**WORK TO BE COMPLETED**: Repeat each line exactly as it is written.

Items from a data source
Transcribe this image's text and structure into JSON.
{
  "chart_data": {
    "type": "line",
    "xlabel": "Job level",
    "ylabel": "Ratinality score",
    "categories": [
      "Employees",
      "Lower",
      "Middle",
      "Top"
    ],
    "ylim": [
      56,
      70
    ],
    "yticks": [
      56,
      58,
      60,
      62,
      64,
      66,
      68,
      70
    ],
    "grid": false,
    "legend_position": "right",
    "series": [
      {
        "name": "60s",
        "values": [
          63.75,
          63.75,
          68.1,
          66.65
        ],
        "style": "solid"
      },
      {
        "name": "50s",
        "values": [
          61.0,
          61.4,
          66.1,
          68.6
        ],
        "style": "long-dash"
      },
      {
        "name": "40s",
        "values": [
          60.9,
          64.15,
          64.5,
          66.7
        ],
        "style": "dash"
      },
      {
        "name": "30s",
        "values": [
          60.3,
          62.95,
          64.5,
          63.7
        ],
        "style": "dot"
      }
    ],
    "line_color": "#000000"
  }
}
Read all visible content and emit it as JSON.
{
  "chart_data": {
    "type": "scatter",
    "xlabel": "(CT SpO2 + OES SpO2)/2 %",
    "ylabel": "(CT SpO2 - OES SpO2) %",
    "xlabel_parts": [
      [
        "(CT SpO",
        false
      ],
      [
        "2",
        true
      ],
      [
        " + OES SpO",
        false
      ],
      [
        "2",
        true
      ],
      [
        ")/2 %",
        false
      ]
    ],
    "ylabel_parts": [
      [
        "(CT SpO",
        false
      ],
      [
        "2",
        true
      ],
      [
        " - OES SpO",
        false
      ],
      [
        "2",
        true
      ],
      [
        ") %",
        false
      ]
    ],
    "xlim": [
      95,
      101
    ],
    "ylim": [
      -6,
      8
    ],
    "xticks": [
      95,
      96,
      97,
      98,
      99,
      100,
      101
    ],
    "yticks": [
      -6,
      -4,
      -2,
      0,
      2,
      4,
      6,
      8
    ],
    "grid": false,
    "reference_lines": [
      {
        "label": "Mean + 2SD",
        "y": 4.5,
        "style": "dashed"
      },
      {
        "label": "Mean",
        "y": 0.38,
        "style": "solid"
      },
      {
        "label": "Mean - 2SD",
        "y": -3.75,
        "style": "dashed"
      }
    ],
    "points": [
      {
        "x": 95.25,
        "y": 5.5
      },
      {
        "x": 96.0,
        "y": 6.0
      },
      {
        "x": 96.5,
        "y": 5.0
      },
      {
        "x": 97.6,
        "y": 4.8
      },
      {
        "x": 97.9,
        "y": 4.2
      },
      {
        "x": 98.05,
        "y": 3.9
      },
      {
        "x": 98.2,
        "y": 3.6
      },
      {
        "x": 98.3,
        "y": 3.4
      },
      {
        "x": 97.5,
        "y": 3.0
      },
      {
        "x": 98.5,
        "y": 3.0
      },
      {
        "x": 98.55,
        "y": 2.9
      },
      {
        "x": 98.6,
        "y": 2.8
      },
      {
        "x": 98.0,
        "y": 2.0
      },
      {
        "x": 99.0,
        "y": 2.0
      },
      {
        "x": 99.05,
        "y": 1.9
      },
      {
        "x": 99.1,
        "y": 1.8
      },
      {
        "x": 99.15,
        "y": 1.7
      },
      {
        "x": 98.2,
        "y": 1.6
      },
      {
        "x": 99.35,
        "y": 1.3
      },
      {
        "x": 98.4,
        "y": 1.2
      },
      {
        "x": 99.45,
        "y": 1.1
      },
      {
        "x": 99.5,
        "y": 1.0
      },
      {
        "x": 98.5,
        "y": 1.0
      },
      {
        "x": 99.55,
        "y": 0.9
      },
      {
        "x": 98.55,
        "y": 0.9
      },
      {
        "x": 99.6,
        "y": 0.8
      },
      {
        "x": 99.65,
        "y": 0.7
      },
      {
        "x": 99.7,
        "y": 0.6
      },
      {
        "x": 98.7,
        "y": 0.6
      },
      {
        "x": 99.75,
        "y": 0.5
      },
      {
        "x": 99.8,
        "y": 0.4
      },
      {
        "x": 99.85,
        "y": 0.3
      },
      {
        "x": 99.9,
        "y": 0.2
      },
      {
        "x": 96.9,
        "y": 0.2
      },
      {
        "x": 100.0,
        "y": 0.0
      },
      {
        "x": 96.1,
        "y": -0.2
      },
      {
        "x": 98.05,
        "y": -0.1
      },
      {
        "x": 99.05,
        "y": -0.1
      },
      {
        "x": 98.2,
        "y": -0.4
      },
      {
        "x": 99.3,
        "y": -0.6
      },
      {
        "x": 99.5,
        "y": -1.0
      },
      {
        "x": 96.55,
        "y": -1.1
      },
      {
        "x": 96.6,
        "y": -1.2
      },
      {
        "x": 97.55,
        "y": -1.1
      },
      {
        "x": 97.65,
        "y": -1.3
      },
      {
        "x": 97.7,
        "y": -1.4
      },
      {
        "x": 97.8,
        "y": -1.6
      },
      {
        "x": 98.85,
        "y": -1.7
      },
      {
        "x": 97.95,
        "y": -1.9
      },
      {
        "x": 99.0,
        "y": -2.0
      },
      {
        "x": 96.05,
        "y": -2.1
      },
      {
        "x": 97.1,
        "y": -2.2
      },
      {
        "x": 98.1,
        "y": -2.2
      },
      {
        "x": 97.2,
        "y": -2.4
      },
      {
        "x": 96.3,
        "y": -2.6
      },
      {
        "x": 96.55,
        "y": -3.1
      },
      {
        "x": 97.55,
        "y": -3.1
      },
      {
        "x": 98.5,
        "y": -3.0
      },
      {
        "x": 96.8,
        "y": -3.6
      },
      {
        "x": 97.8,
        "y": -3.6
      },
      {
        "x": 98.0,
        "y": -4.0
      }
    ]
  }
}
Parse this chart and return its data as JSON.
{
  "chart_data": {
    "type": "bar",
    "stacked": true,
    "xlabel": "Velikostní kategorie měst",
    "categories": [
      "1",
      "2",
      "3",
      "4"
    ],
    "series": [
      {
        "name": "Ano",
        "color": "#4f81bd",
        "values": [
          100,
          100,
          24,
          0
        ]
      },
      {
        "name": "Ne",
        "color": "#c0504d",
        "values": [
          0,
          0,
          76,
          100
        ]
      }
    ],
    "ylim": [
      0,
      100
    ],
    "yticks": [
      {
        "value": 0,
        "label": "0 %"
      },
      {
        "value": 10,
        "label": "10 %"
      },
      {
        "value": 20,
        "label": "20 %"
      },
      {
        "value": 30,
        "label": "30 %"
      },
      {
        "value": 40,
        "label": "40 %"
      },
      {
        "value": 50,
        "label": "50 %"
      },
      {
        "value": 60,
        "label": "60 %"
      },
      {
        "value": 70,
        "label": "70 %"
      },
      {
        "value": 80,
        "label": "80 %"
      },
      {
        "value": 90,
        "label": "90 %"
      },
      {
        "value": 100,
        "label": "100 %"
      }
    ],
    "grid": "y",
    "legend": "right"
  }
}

**RESPONSE BELOW**:
Transcribe this image's text and structure into JSON.
{
  "chart_data": {
    "type": "line",
    "xlabel": "Job level",
    "ylabel": "Ratinality score",
    "categories": [
      "Employees",
      "Lower",
      "Middle",
      "Top"
    ],
    "ylim": [
      56,
      70
    ],
    "yticks": [
      56,
      58,
      60,
      62,
      64,
      66,
      68,
      70
    ],
    "grid": false,
    "legend_position": "right",
    "series": [
      {
        "name": "60s",
        "values": [
          63.75,
          63.75,
          68.1,
          66.65
        ],
        "style": "solid"
      },
      {
        "name": "50s",
        "values": [
          61.0,
          61.4,
          66.1,
          68.6
        ],
        "style": "long-dash"
      },
      {
        "name": "40s",
        "values": [
          60.9,
          64.15,
          64.5,
          66.7
        ],
        "style": "dash"
      },
      {
        "name": "30s",
        "values": [
          60.3,
          62.95,
          64.5,
          63.7
        ],
        "style": "dot"
      }
    ],
    "line_color": "#000000"
  }
}
Read all visible content and emit it as JSON.
{
  "chart_data": {
    "type": "scatter",
    "xlabel": "(CT SpO2 + OES SpO2)/2 %",
    "ylabel": "(CT SpO2 - OES SpO2) %",
    "xlabel_parts": [
      [
        "(CT SpO",
        false
      ],
      [
        "2",
        true
      ],
      [
        " + OES SpO",
        false
      ],
      [
        "2",
        true
      ],
      [
        ")/2 %",
        false
      ]
    ],
    "ylabel_parts": [
      [
        "(CT SpO",
        false
      ],
      [
        "2",
        true
      ],
      [
        " - OES SpO",
        false
      ],
      [
        "2",
        true
      ],
      [
        ") %",
        false
      ]
    ],
    "xlim": [
      95,
      101
    ],
    "ylim": [
      -6,
      8
    ],
    "xticks": [
      95,
      96,
      97,
      98,
      99,
      100,
      101
    ],
    "yticks": [
      -6,
      -4,
      -2,
      0,
      2,
      4,
      6,
      8
    ],
    "grid": false,
    "reference_lines": [
      {
        "label": "Mean + 2SD",
        "y": 4.5,
        "style": "dashed"
      },
      {
        "label": "Mean",
        "y": 0.38,
        "style": "solid"
      },
      {
        "label": "Mean - 2SD",
        "y": -3.75,
        "style": "dashed"
      }
    ],
    "points": [
      {
        "x": 95.25,
        "y": 5.5
      },
      {
        "x": 96.0,
        "y": 6.0
      },
      {
        "x": 96.5,
        "y": 5.0
      },
      {
        "x": 97.6,
        "y": 4.8
      },
      {
        "x": 97.9,
        "y": 4.2
      },
      {
        "x": 98.05,
        "y": 3.9
      },
      {
        "x": 98.2,
        "y": 3.6
      },
      {
        "x": 98.3,
        "y": 3.4
      },
      {
        "x": 97.5,
        "y": 3.0
      },
      {
        "x": 98.5,
        "y": 3.0
      },
      {
        "x": 98.55,
        "y": 2.9
      },
      {
        "x": 98.6,
        "y": 2.8
      },
      {
        "x": 98.0,
        "y": 2.0
      },
      {
        "x": 99.0,
        "y": 2.0
      },
      {
        "x": 99.05,
        "y": 1.9
      },
      {
        "x": 99.1,
        "y": 1.8
      },
      {
        "x": 99.15,
        "y": 1.7
      },
      {
        "x": 98.2,
        "y": 1.6
      },
      {
        "x": 99.35,
        "y": 1.3
      },
      {
        "x": 98.4,
        "y": 1.2
      },
      {
        "x": 99.45,
        "y": 1.1
      },
      {
        "x": 99.5,
        "y": 1.0
      },
      {
        "x": 98.5,
        "y": 1.0
      },
      {
        "x": 99.55,
        "y": 0.9
      },
      {
        "x": 98.55,
        "y": 0.9
      },
      {
        "x": 99.6,
        "y": 0.8
      },
      {
        "x": 99.65,
        "y": 0.7
      },
      {
        "x": 99.7,
        "y": 0.6
      },
      {
        "x": 98.7,
        "y": 0.6
      },
      {
        "x": 99.75,
        "y": 0.5
      },
      {
        "x": 99.8,
        "y": 0.4
      },
      {
        "x": 99.85,
        "y": 0.3
      },
      {
        "x": 99.9,
        "y": 0.2
      },
      {
        "x": 96.9,
        "y": 0.2
      },
      {
        "x": 100.0,
        "y": 0.0
      },
      {
        "x": 96.1,
        "y": -0.2
      },
      {
        "x": 98.05,
        "y": -0.1
      },
      {
        "x": 99.05,
        "y": -0.1
      },
      {
        "x": 98.2,
        "y": -0.4
      },
      {
        "x": 99.3,
        "y": -0.6
      },
      {
        "x": 99.5,
        "y": -1.0
      },
      {
        "x": 96.55,
        "y": -1.1
      },
      {
        "x": 96.6,
        "y": -1.2
      },
      {
        "x": 97.55,
        "y": -1.1
      },
      {
        "x": 97.65,
        "y": -1.3
      },
      {
        "x": 97.7,
        "y": -1.4
      },
      {
        "x": 97.8,
        "y": -1.6
      },
      {
        "x": 98.85,
        "y": -1.7
      },
      {
        "x": 97.95,
        "y": -1.9
      },
      {
        "x": 99.0,
        "y": -2.0
      },
      {
        "x": 96.05,
        "y": -2.1
      },
      {
        "x": 97.1,
        "y": -2.2
      },
      {
        "x": 98.1,
        "y": -2.2
      },
      {
        "x": 97.2,
        "y": -2.4
      },
      {
        "x": 96.3,
        "y": -2.6
      },
      {
        "x": 96.55,
        "y": -3.1
      },
      {
        "x": 97.55,
        "y": -3.1
      },
      {
        "x": 98.5,
        "y": -3.0
      },
      {
        "x": 96.8,
        "y": -3.6
      },
      {
        "x": 97.8,
        "y": -3.6
      },
      {
        "x": 98.0,
        "y": -4.0
      }
    ]
  }
}
Parse this chart and return its data as JSON.
{
  "chart_data": {
    "type": "bar",
    "stacked": true,
    "xlabel": "Velikostní kategorie měst",
    "categories": [
      "1",
      "2",
      "3",
      "4"
    ],
    "series": [
      {
        "name": "Ano",
        "color": "#4f81bd",
        "values": [
          100,
          100,
          24,
          0
        ]
      },
      {
        "name": "Ne",
        "color": "#c0504d",
        "values": [
          0,
          0,
          76,
          100
        ]
      }
    ],
    "ylim": [
      0,
      100
    ],
    "yticks": [
      {
        "value": 0,
        "label": "0 %"
      },
      {
        "value": 10,
        "label": "10 %"
      },
      {
        "value": 20,
        "label": "20 %"
      },
      {
        "value": 30,
        "label": "30 %"
      },
      {
        "value": 40,
        "label": "40 %"
      },
      {
        "value": 50,
        "label": "50 %"
      },
      {
        "value": 60,
        "label": "60 %"
      },
      {
        "value": 70,
        "label": "70 %"
      },
      {
        "value": 80,
        "label": "80 %"
      },
      {
        "value": 90,
        "label": "90 %"
      },
      {
        "value": 100,
        "label": "100 %"
      }
    ],
    "grid": "y",
    "legend": "right"
  }
}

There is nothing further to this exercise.